◆ MATERIAL FOR THE TASK:
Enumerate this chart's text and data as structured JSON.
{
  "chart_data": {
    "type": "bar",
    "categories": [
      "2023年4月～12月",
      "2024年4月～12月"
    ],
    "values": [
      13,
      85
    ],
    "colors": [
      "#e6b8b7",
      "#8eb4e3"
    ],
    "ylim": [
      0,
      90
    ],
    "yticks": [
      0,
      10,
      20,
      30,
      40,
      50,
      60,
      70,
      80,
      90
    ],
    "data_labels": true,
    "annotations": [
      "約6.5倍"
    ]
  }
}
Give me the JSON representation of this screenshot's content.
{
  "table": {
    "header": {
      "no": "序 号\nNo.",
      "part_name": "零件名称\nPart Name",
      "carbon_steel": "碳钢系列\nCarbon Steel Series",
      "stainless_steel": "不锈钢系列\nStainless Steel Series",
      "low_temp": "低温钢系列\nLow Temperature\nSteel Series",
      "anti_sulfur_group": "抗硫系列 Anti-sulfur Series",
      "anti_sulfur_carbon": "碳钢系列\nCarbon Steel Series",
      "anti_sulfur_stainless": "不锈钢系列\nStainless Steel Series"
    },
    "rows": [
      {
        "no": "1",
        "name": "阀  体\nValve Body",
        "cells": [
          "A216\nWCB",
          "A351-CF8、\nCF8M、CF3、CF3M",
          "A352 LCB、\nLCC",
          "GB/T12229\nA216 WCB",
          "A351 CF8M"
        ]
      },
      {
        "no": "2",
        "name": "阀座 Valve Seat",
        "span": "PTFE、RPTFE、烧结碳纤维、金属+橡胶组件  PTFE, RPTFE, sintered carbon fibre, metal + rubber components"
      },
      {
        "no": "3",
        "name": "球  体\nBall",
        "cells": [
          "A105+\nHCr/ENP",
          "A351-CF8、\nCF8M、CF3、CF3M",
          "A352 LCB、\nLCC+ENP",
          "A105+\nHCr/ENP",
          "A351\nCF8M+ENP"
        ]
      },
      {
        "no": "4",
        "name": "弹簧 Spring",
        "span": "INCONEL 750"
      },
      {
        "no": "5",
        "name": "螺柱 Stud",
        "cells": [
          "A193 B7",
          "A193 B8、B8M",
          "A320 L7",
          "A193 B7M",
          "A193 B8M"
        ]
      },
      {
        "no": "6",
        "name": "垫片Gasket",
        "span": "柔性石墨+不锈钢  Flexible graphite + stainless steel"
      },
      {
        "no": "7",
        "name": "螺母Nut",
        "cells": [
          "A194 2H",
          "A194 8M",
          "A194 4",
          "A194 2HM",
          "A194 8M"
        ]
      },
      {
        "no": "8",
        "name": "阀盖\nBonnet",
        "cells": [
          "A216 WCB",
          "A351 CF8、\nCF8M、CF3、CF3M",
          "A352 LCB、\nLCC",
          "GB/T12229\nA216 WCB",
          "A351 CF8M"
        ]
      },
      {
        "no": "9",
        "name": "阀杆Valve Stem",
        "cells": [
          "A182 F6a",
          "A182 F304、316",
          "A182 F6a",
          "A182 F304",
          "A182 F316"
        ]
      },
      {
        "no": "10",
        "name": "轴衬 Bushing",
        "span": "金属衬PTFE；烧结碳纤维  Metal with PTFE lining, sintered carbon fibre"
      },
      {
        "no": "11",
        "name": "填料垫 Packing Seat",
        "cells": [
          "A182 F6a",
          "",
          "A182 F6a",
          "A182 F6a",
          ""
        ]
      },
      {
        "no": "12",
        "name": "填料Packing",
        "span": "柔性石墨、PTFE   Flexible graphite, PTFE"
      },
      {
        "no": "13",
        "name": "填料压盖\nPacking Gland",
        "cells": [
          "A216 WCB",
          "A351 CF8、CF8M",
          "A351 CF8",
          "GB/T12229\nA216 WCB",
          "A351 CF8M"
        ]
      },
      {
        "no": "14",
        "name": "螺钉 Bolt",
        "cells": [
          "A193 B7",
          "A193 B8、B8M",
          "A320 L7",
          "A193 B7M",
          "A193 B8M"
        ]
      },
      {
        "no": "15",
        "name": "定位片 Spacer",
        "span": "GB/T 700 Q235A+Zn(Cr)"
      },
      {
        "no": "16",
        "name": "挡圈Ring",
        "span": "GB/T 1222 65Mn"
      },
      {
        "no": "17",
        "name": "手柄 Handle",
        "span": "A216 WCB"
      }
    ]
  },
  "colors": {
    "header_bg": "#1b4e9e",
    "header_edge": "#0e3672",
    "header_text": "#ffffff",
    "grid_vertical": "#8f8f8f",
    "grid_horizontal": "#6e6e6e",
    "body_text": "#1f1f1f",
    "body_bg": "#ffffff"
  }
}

◆ GIVEN REQUEST: Repeat the whole listing exactly, keeping every line intact.

◆ COMPLETE OUTPUT:
Enumerate this chart's text and data as structured JSON.
{
  "chart_data": {
    "type": "bar",
    "categories": [
      "2023年4月～12月",
      "2024年4月～12月"
    ],
    "values": [
      13,
      85
    ],
    "colors": [
      "#e6b8b7",
      "#8eb4e3"
    ],
    "ylim": [
      0,
      90
    ],
    "yticks": [
      0,
      10,
      20,
      30,
      40,
      50,
      60,
      70,
      80,
      90
    ],
    "data_labels": true,
    "annotations": [
      "約6.5倍"
    ]
  }
}
Give me the JSON representation of this screenshot's content.
{
  "table": {
    "header": {
      "no": "序 号\nNo.",
      "part_name": "零件名称\nPart Name",
      "carbon_steel": "碳钢系列\nCarbon Steel Series",
      "stainless_steel": "不锈钢系列\nStainless Steel Series",
      "low_temp": "低温钢系列\nLow Temperature\nSteel Series",
      "anti_sulfur_group": "抗硫系列 Anti-sulfur Series",
      "anti_sulfur_carbon": "碳钢系列\nCarbon Steel Series",
      "anti_sulfur_stainless": "不锈钢系列\nStainless Steel Series"
    },
    "rows": [
      {
        "no": "1",
        "name": "阀  体\nValve Body",
        "cells": [
          "A216\nWCB",
          "A351-CF8、\nCF8M、CF3、CF3M",
          "A352 LCB、\nLCC",
          "GB/T12229\nA216 WCB",
          "A351 CF8M"
        ]
      },
      {
        "no": "2",
        "name": "阀座 Valve Seat",
        "span": "PTFE、RPTFE、烧结碳纤维、金属+橡胶组件  PTFE, RPTFE, sintered carbon fibre, metal + rubber components"
      },
      {
        "no": "3",
        "name": "球  体\nBall",
        "cells": [
          "A105+\nHCr/ENP",
          "A351-CF8、\nCF8M、CF3、CF3M",
          "A352 LCB、\nLCC+ENP",
          "A105+\nHCr/ENP",
          "A351\nCF8M+ENP"
        ]
      },
      {
        "no": "4",
        "name": "弹簧 Spring",
        "span": "INCONEL 750"
      },
      {
        "no": "5",
        "name": "螺柱 Stud",
        "cells": [
          "A193 B7",
          "A193 B8、B8M",
          "A320 L7",
          "A193 B7M",
          "A193 B8M"
        ]
      },
      {
        "no": "6",
        "name": "垫片Gasket",
        "span": "柔性石墨+不锈钢  Flexible graphite + stainless steel"
      },
      {
        "no": "7",
        "name": "螺母Nut",
        "cells": [
          "A194 2H",
          "A194 8M",
          "A194 4",
          "A194 2HM",
          "A194 8M"
        ]
      },
      {
        "no": "8",
        "name": "阀盖\nBonnet",
        "cells": [
          "A216 WCB",
          "A351 CF8、\nCF8M、CF3、CF3M",
          "A352 LCB、\nLCC",
          "GB/T12229\nA216 WCB",
          "A351 CF8M"
        ]
      },
      {
        "no": "9",
        "name": "阀杆Valve Stem",
        "cells": [
          "A182 F6a",
          "A182 F304、316",
          "A182 F6a",
          "A182 F304",
          "A182 F316"
        ]
      },
      {
        "no": "10",
        "name": "轴衬 Bushing",
        "span": "金属衬PTFE；烧结碳纤维  Metal with PTFE lining, sintered carbon fibre"
      },
      {
        "no": "11",
        "name": "填料垫 Packing Seat",
        "cells": [
          "A182 F6a",
          "",
          "A182 F6a",
          "A182 F6a",
          ""
        ]
      },
      {
        "no": "12",
        "name": "填料Packing",
        "span": "柔性石墨、PTFE   Flexible graphite, PTFE"
      },
      {
        "no": "13",
        "name": "填料压盖\nPacking Gland",
        "cells": [
          "A216 WCB",
          "A351 CF8、CF8M",
          "A351 CF8",
          "GB/T12229\nA216 WCB",
          "A351 CF8M"
        ]
      },
      {
        "no": "14",
        "name": "螺钉 Bolt",
        "cells": [
          "A193 B7",
          "A193 B8、B8M",
          "A320 L7",
          "A193 B7M",
          "A193 B8M"
        ]
      },
      {
        "no": "15",
        "name": "定位片 Spacer",
        "span": "GB/T 700 Q235A+Zn(Cr)"
      },
      {
        "no": "16",
        "name": "挡圈Ring",
        "span": "GB/T 1222 65Mn"
      },
      {
        "no": "17",
        "name": "手柄 Handle",
        "span": "A216 WCB"
      }
    ]
  },
  "colors": {
    "header_bg": "#1b4e9e",
    "header_edge": "#0e3672",
    "header_text": "#ffffff",
    "grid_vertical": "#8f8f8f",
    "grid_horizontal": "#6e6e6e",
    "body_text": "#1f1f1f",
    "body_bg": "#ffffff"
  }
}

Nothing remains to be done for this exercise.